• Request
Every record should be repeated exactly, except that pictures are left out.

|---|

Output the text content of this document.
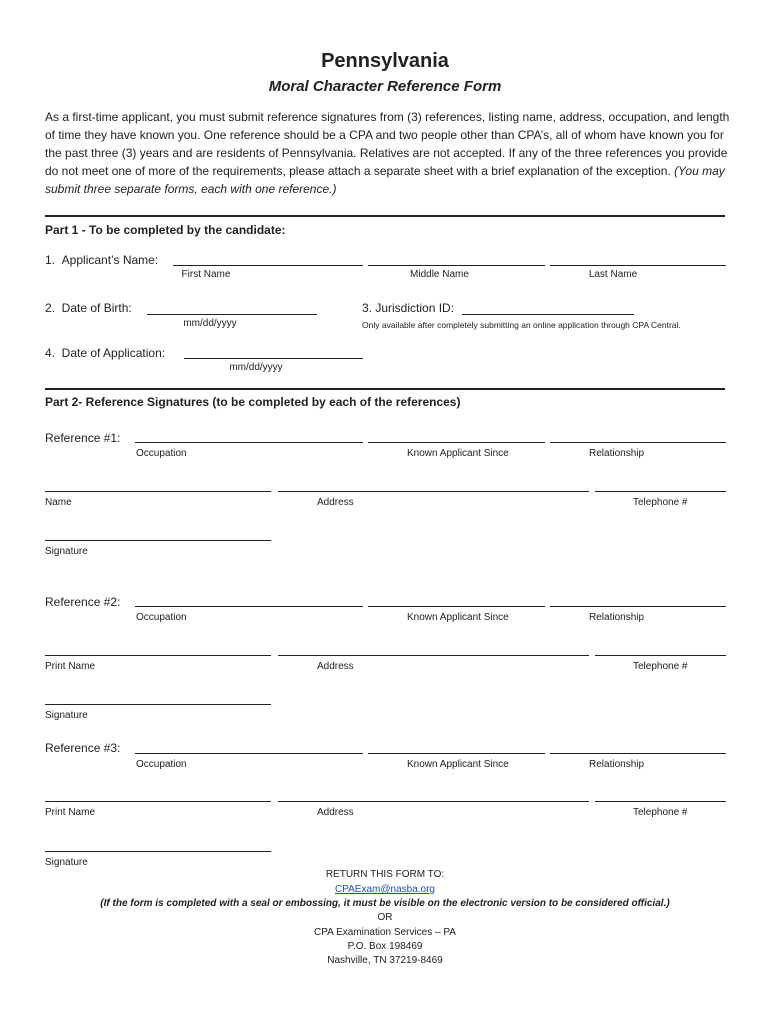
Pennsylvania
Moral Character Reference Form
As a first-time applicant, you must submit reference signatures from (3) references, listing name, address, occupation, and length of time they have known you. One reference should be a CPA and two people other than CPA’s, all of whom have known you for the past three (3) years and are residents of Pennsylvania. Relatives are not accepted. If any of the three references you provide do not meet one of more of the requirements, please attach a separate sheet with a brief explanation of the exception. (You may submit three separate forms, each with one reference.)
Part 1 - To be completed by the candidate:
1.  Applicant’s Name:
First Name	Middle Name	Last Name
2.  Date of Birth:
mm/dd/yyyy
3. Jurisdiction ID:
Only available after completely submitting an online application through CPA Central.
4.  Date of Application:
mm/dd/yyyy
Part 2- Reference Signatures (to be completed by each of the references)
Reference #1:
Occupation	Known Applicant Since	Relationship
Name	Address	Telephone #
Signature
Reference #2:
Occupation	Known Applicant Since	Relationship
Print Name	Address	Telephone #
Signature
Reference #3:
Occupation	Known Applicant Since	Relationship
Print Name	Address	Telephone #
Signature
RETURN THIS FORM TO:
CPAExam@nasba.org
(If the form is completed with a seal or embossing, it must be visible on the electronic version to be considered official.)
OR
CPA Examination Services – PA
P.O. Box 198469
Nashville, TN 37219-8469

|---|

• Complete response
Output the text content of this document.
Pennsylvania
Moral Character Reference Form
As a first-time applicant, you must submit reference signatures from (3) references, listing name, address, occupation, and length of time they have known you. One reference should be a CPA and two people other than CPA’s, all of whom have known you for the past three (3) years and are residents of Pennsylvania. Relatives are not accepted. If any of the three references you provide do not meet one of more of the requirements, please attach a separate sheet with a brief explanation of the exception. (You may submit three separate forms, each with one reference.)
Part 1 - To be completed by the candidate:
1.  Applicant’s Name:
First Name	Middle Name	Last Name
2.  Date of Birth:
mm/dd/yyyy
3. Jurisdiction ID:
Only available after completely submitting an online application through CPA Central.
4.  Date of Application:
mm/dd/yyyy
Part 2- Reference Signatures (to be completed by each of the references)
Reference #1:
Occupation	Known Applicant Since	Relationship
Name	Address	Telephone #
Signature
Reference #2:
Occupation	Known Applicant Since	Relationship
Print Name	Address	Telephone #
Signature
Reference #3:
Occupation	Known Applicant Since	Relationship
Print Name	Address	Telephone #
Signature
RETURN THIS FORM TO:
CPAExam@nasba.org
(If the form is completed with a seal or embossing, it must be visible on the electronic version to be considered official.)
OR
CPA Examination Services – PA
P.O. Box 198469
Nashville, TN 37219-8469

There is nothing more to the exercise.